» Data shown:
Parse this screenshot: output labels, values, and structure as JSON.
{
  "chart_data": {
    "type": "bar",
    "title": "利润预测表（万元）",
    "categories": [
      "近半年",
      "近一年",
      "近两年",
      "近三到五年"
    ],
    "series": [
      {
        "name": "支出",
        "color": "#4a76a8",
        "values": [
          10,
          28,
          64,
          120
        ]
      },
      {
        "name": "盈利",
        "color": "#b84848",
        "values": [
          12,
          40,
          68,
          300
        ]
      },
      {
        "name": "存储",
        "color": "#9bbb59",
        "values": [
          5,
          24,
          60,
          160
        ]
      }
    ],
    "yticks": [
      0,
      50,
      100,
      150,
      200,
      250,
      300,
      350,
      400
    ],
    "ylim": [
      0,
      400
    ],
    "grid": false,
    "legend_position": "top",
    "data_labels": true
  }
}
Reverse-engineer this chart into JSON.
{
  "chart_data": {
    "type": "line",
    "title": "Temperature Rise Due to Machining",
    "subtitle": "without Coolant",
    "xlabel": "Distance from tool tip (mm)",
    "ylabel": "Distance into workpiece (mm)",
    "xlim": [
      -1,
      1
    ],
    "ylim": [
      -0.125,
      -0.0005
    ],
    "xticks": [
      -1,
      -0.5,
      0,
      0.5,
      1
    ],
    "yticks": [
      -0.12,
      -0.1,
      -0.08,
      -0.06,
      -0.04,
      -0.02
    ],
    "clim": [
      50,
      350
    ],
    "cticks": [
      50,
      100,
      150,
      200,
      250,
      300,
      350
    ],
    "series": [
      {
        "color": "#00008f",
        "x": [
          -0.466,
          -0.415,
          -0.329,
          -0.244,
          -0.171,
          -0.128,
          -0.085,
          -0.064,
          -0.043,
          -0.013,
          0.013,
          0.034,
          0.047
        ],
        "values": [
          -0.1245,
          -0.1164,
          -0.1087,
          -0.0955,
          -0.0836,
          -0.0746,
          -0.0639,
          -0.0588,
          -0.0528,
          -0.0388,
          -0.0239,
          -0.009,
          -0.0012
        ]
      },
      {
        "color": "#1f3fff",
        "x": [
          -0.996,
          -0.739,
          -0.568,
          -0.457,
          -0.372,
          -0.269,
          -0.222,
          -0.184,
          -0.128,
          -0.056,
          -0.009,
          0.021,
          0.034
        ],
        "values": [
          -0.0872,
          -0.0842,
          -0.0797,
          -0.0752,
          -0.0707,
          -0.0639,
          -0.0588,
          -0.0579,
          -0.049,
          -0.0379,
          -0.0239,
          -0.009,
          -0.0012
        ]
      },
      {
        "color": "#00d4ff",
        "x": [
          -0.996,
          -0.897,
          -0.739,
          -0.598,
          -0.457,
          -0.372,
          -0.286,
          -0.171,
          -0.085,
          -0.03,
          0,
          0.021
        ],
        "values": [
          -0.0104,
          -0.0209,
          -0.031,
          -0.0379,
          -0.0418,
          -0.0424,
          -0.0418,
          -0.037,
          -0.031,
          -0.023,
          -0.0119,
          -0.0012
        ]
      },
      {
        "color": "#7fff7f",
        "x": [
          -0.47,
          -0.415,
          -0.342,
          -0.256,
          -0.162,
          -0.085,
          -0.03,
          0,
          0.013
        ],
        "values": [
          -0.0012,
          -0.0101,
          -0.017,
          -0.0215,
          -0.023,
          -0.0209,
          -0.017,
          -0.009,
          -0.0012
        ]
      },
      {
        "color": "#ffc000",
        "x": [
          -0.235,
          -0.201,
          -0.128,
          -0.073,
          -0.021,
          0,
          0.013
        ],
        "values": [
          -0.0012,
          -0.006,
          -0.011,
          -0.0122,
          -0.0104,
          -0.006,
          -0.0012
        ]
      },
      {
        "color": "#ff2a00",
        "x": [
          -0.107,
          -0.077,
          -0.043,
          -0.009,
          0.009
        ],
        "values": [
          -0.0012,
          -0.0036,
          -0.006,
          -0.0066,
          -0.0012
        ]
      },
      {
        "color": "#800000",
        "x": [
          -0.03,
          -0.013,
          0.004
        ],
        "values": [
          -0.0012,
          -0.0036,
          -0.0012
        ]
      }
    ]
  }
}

» Work required: All of the lines above need to be given again exactly.

» Answer in full:
Parse this screenshot: output labels, values, and structure as JSON.
{
  "chart_data": {
    "type": "bar",
    "title": "利润预测表（万元）",
    "categories": [
      "近半年",
      "近一年",
      "近两年",
      "近三到五年"
    ],
    "series": [
      {
        "name": "支出",
        "color": "#4a76a8",
        "values": [
          10,
          28,
          64,
          120
        ]
      },
      {
        "name": "盈利",
        "color": "#b84848",
        "values": [
          12,
          40,
          68,
          300
        ]
      },
      {
        "name": "存储",
        "color": "#9bbb59",
        "values": [
          5,
          24,
          60,
          160
        ]
      }
    ],
    "yticks": [
      0,
      50,
      100,
      150,
      200,
      250,
      300,
      350,
      400
    ],
    "ylim": [
      0,
      400
    ],
    "grid": false,
    "legend_position": "top",
    "data_labels": true
  }
}
Reverse-engineer this chart into JSON.
{
  "chart_data": {
    "type": "line",
    "title": "Temperature Rise Due to Machining",
    "subtitle": "without Coolant",
    "xlabel": "Distance from tool tip (mm)",
    "ylabel": "Distance into workpiece (mm)",
    "xlim": [
      -1,
      1
    ],
    "ylim": [
      -0.125,
      -0.0005
    ],
    "xticks": [
      -1,
      -0.5,
      0,
      0.5,
      1
    ],
    "yticks": [
      -0.12,
      -0.1,
      -0.08,
      -0.06,
      -0.04,
      -0.02
    ],
    "clim": [
      50,
      350
    ],
    "cticks": [
      50,
      100,
      150,
      200,
      250,
      300,
      350
    ],
    "series": [
      {
        "color": "#00008f",
        "x": [
          -0.466,
          -0.415,
          -0.329,
          -0.244,
          -0.171,
          -0.128,
          -0.085,
          -0.064,
          -0.043,
          -0.013,
          0.013,
          0.034,
          0.047
        ],
        "values": [
          -0.1245,
          -0.1164,
          -0.1087,
          -0.0955,
          -0.0836,
          -0.0746,
          -0.0639,
          -0.0588,
          -0.0528,
          -0.0388,
          -0.0239,
          -0.009,
          -0.0012
        ]
      },
      {
        "color": "#1f3fff",
        "x": [
          -0.996,
          -0.739,
          -0.568,
          -0.457,
          -0.372,
          -0.269,
          -0.222,
          -0.184,
          -0.128,
          -0.056,
          -0.009,
          0.021,
          0.034
        ],
        "values": [
          -0.0872,
          -0.0842,
          -0.0797,
          -0.0752,
          -0.0707,
          -0.0639,
          -0.0588,
          -0.0579,
          -0.049,
          -0.0379,
          -0.0239,
          -0.009,
          -0.0012
        ]
      },
      {
        "color": "#00d4ff",
        "x": [
          -0.996,
          -0.897,
          -0.739,
          -0.598,
          -0.457,
          -0.372,
          -0.286,
          -0.171,
          -0.085,
          -0.03,
          0,
          0.021
        ],
        "values": [
          -0.0104,
          -0.0209,
          -0.031,
          -0.0379,
          -0.0418,
          -0.0424,
          -0.0418,
          -0.037,
          -0.031,
          -0.023,
          -0.0119,
          -0.0012
        ]
      },
      {
        "color": "#7fff7f",
        "x": [
          -0.47,
          -0.415,
          -0.342,
          -0.256,
          -0.162,
          -0.085,
          -0.03,
          0,
          0.013
        ],
        "values": [
          -0.0012,
          -0.0101,
          -0.017,
          -0.0215,
          -0.023,
          -0.0209,
          -0.017,
          -0.009,
          -0.0012
        ]
      },
      {
        "color": "#ffc000",
        "x": [
          -0.235,
          -0.201,
          -0.128,
          -0.073,
          -0.021,
          0,
          0.013
        ],
        "values": [
          -0.0012,
          -0.006,
          -0.011,
          -0.0122,
          -0.0104,
          -0.006,
          -0.0012
        ]
      },
      {
        "color": "#ff2a00",
        "x": [
          -0.107,
          -0.077,
          -0.043,
          -0.009,
          0.009
        ],
        "values": [
          -0.0012,
          -0.0036,
          -0.006,
          -0.0066,
          -0.0012
        ]
      },
      {
        "color": "#800000",
        "x": [
          -0.03,
          -0.013,
          0.004
        ],
        "values": [
          -0.0012,
          -0.0036,
          -0.0012
        ]
      }
    ]
  }
}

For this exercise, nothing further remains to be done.